#### Collection entries
★ ★ ★ ★ ★
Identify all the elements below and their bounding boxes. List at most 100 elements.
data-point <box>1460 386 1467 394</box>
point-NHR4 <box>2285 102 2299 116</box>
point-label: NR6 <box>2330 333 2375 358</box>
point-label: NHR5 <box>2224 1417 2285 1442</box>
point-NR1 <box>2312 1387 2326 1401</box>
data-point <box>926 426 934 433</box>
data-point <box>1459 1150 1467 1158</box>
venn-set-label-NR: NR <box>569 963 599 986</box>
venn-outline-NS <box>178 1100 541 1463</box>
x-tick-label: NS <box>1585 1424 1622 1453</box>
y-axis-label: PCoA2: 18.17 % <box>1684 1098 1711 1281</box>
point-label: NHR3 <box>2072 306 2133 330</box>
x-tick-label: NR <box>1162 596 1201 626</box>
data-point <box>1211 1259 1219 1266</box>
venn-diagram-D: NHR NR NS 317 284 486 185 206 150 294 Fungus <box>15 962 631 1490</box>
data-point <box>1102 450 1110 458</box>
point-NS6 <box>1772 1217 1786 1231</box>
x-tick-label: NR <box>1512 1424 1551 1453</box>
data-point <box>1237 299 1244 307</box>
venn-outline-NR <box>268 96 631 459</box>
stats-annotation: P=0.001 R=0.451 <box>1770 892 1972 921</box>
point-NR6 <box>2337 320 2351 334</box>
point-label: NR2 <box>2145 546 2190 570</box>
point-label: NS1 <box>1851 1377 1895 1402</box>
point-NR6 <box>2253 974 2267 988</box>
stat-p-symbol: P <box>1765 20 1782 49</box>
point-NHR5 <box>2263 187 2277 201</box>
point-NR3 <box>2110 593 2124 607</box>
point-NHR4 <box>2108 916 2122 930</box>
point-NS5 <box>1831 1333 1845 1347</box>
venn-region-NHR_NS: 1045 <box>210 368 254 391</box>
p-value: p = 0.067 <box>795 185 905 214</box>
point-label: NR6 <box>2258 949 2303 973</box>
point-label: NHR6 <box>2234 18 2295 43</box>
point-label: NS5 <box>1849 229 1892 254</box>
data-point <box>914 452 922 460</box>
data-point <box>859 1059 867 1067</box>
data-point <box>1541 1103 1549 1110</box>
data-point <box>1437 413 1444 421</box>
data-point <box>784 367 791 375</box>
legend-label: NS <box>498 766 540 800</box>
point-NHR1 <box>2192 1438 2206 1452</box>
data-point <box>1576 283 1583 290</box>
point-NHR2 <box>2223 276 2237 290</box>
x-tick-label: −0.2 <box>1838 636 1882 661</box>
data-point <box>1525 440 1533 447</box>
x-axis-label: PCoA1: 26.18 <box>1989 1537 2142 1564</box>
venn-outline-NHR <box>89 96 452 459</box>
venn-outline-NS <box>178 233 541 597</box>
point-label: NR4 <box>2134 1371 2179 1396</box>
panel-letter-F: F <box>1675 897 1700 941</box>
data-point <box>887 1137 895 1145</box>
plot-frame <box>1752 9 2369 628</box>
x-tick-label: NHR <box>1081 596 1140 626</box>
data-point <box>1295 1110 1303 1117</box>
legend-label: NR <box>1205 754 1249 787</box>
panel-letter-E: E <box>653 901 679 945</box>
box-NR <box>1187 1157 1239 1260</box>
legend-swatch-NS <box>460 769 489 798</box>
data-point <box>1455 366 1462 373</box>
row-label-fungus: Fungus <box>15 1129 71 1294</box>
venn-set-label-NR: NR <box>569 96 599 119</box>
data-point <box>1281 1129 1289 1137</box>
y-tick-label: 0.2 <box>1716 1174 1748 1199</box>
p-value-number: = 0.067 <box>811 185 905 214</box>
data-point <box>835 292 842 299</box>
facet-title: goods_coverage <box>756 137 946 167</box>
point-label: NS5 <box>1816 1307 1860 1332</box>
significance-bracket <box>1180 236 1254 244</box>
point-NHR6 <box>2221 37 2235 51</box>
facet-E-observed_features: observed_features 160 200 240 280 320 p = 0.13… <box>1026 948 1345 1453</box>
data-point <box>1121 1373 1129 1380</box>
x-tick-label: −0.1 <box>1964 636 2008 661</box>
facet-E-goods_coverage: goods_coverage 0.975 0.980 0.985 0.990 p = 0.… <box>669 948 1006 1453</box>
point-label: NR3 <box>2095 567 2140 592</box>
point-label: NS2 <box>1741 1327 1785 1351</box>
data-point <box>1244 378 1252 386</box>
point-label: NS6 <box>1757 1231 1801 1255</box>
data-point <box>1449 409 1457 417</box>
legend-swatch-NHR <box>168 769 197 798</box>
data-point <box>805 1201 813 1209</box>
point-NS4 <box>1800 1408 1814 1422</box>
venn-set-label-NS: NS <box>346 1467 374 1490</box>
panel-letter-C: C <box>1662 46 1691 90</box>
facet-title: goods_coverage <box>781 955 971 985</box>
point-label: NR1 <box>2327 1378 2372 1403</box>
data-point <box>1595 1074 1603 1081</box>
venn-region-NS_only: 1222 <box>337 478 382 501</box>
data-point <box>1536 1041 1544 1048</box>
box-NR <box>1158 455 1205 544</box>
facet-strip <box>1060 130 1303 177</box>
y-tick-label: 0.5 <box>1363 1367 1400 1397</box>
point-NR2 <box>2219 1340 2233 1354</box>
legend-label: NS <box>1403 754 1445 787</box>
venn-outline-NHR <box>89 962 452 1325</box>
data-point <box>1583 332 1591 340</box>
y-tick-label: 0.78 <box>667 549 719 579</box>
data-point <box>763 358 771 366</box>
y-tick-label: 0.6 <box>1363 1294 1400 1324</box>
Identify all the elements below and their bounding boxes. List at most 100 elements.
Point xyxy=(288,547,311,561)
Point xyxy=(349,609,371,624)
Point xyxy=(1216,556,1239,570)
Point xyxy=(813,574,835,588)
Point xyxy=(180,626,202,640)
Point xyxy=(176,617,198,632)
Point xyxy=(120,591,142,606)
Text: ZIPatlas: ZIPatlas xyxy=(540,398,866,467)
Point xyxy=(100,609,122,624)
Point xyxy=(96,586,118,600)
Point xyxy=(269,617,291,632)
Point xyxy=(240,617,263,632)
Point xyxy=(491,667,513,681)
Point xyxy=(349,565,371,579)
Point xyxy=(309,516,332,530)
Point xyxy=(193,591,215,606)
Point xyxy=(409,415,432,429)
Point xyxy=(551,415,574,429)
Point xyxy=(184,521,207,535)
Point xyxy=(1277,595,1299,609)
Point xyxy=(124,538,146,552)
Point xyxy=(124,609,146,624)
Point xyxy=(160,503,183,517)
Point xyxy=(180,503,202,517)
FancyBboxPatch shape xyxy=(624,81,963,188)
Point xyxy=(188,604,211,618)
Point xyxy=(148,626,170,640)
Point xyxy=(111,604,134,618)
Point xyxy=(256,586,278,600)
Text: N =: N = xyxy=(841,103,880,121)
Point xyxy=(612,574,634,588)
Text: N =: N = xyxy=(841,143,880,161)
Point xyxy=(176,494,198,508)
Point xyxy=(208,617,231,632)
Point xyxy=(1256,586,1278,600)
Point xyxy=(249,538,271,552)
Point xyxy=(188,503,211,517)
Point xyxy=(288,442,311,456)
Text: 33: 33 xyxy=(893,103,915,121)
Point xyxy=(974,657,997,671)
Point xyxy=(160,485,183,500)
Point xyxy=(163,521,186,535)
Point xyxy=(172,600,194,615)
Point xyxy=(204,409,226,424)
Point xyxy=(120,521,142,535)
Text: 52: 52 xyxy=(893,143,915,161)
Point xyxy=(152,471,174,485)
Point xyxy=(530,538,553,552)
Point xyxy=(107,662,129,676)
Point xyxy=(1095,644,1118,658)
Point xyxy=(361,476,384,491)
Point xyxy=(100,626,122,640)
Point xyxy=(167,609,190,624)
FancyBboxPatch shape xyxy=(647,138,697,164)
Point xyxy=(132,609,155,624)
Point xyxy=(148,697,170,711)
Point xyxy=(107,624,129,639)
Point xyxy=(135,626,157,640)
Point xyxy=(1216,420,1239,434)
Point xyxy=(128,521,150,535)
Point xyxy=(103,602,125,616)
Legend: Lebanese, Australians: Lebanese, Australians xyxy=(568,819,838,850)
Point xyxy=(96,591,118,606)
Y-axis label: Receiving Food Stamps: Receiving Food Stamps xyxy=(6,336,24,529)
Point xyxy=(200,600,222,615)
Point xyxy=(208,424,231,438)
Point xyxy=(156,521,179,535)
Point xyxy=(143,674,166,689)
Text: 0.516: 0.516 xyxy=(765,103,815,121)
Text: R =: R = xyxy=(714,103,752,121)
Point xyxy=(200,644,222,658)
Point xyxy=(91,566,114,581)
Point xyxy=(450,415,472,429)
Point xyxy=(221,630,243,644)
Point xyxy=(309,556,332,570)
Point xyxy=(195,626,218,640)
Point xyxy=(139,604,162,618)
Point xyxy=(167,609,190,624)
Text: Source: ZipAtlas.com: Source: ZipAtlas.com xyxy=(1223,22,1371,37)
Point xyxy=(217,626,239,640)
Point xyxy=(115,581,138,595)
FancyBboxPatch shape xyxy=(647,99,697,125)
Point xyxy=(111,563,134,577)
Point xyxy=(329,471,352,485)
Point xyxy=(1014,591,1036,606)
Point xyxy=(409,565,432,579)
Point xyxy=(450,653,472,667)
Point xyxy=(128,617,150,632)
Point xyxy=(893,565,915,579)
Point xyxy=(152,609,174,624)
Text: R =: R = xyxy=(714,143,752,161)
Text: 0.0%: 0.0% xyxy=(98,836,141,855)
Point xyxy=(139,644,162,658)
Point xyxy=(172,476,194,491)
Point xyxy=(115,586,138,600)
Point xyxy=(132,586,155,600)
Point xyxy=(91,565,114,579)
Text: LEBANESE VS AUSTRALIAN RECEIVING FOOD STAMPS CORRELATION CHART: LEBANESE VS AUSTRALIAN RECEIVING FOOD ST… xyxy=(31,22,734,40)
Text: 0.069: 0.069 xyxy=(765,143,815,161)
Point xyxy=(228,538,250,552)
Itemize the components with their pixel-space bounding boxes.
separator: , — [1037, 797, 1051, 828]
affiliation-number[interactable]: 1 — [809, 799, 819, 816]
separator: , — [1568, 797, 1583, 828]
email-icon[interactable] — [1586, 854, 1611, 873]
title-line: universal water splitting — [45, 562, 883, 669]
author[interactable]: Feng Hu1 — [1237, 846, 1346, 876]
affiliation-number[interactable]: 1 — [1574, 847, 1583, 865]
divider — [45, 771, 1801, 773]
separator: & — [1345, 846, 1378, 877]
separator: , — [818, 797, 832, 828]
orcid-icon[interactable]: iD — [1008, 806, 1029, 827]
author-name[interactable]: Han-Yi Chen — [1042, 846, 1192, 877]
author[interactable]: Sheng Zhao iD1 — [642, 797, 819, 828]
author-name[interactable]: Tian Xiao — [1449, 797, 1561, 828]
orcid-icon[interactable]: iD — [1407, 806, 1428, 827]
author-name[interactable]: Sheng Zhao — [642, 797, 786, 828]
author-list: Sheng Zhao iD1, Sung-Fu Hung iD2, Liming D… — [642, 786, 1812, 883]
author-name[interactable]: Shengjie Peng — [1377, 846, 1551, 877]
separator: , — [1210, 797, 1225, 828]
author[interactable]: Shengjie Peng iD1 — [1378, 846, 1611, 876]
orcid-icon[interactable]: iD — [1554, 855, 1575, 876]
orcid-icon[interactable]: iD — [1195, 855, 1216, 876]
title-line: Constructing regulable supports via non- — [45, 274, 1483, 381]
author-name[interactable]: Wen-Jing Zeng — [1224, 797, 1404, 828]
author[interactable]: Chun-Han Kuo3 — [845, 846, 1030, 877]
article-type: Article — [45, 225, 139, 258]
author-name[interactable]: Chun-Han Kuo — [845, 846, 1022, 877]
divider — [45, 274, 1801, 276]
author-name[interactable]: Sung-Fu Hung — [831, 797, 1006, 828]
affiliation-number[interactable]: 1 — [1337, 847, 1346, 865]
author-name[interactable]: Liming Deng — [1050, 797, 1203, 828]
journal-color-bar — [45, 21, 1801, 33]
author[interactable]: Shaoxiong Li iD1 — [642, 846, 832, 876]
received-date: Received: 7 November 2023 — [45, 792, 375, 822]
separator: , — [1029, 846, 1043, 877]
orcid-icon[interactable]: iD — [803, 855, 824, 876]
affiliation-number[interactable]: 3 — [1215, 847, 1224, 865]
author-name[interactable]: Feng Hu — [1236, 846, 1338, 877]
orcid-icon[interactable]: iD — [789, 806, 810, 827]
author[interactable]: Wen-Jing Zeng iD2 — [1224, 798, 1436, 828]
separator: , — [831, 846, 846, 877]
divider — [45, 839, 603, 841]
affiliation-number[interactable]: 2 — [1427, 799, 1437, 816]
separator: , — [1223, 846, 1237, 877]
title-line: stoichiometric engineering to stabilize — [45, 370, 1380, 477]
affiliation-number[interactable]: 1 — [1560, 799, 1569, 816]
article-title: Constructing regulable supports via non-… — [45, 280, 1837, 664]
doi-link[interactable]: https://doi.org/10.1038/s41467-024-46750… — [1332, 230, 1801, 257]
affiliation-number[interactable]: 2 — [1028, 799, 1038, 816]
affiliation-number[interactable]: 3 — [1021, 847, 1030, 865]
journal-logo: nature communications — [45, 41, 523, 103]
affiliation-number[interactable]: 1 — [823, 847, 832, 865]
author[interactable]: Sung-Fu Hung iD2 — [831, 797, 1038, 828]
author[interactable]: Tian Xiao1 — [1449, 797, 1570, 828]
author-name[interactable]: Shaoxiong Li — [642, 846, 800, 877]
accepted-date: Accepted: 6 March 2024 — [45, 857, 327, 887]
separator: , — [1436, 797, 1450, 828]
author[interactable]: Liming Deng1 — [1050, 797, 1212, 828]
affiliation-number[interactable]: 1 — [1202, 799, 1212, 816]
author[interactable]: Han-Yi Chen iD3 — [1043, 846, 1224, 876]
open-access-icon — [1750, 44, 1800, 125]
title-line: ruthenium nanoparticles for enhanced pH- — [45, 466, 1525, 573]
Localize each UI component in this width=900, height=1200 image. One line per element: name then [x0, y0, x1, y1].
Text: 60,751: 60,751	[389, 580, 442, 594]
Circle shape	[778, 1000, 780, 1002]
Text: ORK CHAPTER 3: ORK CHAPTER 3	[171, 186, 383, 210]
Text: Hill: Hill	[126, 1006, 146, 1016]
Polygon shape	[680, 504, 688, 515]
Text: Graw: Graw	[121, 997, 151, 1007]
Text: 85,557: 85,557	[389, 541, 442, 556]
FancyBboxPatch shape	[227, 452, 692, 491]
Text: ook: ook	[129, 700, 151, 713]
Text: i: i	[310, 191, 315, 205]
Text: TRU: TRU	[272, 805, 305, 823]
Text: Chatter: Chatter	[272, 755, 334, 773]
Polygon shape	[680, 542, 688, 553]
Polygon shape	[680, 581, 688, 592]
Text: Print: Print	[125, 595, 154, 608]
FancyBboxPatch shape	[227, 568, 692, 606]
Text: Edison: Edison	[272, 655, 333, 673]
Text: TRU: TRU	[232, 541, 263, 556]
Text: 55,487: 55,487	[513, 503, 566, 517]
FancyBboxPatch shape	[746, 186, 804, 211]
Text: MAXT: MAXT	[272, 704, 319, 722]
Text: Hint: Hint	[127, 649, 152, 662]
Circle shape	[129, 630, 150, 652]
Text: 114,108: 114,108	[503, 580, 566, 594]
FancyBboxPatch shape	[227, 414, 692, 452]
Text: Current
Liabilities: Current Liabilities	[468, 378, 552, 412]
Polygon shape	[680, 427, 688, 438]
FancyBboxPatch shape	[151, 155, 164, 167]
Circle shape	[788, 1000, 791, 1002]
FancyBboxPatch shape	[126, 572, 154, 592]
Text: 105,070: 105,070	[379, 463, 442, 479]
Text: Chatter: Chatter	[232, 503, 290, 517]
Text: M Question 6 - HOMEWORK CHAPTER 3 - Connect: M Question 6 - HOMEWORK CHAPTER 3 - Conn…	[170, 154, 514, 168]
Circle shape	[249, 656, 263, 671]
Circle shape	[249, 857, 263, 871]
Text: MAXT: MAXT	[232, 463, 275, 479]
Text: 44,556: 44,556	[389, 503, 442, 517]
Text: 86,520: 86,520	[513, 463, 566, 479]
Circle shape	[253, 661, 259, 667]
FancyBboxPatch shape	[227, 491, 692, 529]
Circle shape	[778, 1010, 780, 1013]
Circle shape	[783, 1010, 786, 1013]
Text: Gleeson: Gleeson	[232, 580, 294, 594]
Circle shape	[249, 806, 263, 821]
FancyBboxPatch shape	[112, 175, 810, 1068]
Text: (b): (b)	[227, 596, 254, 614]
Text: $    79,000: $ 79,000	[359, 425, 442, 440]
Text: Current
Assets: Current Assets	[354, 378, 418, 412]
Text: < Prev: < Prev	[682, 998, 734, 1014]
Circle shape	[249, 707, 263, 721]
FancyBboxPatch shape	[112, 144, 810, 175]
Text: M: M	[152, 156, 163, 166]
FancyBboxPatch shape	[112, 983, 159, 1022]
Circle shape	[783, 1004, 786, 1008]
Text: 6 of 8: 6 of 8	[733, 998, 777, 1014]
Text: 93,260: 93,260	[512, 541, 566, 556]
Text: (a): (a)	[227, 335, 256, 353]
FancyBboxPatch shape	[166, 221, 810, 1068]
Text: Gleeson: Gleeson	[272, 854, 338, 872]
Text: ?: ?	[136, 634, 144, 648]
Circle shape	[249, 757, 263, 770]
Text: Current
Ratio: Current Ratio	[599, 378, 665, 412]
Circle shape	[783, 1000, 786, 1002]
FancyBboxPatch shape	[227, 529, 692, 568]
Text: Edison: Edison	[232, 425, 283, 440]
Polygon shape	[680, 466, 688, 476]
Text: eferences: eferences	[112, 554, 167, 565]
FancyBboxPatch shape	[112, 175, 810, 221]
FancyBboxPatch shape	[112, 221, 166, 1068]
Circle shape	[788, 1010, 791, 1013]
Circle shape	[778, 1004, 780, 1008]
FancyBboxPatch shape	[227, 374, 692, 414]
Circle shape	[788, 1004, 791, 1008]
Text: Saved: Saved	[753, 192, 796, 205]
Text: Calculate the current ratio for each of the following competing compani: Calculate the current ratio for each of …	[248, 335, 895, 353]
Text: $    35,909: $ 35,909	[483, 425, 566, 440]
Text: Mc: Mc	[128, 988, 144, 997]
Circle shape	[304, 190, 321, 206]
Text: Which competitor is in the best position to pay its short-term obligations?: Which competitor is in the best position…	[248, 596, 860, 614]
★ ★ ★ ★ ★
#### Requirements
Quote the records word for word, starting with their first line and ending after the line that contains "point-NR6 <box>2337 320 2351 334</box>".

#### Final result
Identify all the elements below and their bounding boxes. List at most 100 elements.
data-point <box>1460 386 1467 394</box>
point-NHR4 <box>2285 102 2299 116</box>
point-label: NR6 <box>2330 333 2375 358</box>
point-label: NHR5 <box>2224 1417 2285 1442</box>
point-NR1 <box>2312 1387 2326 1401</box>
data-point <box>926 426 934 433</box>
data-point <box>1459 1150 1467 1158</box>
venn-set-label-NR: NR <box>569 963 599 986</box>
venn-outline-NS <box>178 1100 541 1463</box>
x-tick-label: NS <box>1585 1424 1622 1453</box>
y-axis-label: PCoA2: 18.17 % <box>1684 1098 1711 1281</box>
point-label: NHR3 <box>2072 306 2133 330</box>
x-tick-label: NR <box>1162 596 1201 626</box>
data-point <box>1211 1259 1219 1266</box>
venn-diagram-D: NHR NR NS 317 284 486 185 206 150 294 Fungus <box>15 962 631 1490</box>
data-point <box>1102 450 1110 458</box>
point-NS6 <box>1772 1217 1786 1231</box>
x-tick-label: NR <box>1512 1424 1551 1453</box>
data-point <box>1237 299 1244 307</box>
venn-outline-NR <box>268 96 631 459</box>
stats-annotation: P=0.001 R=0.451 <box>1770 892 1972 921</box>
point-NR6 <box>2337 320 2351 334</box>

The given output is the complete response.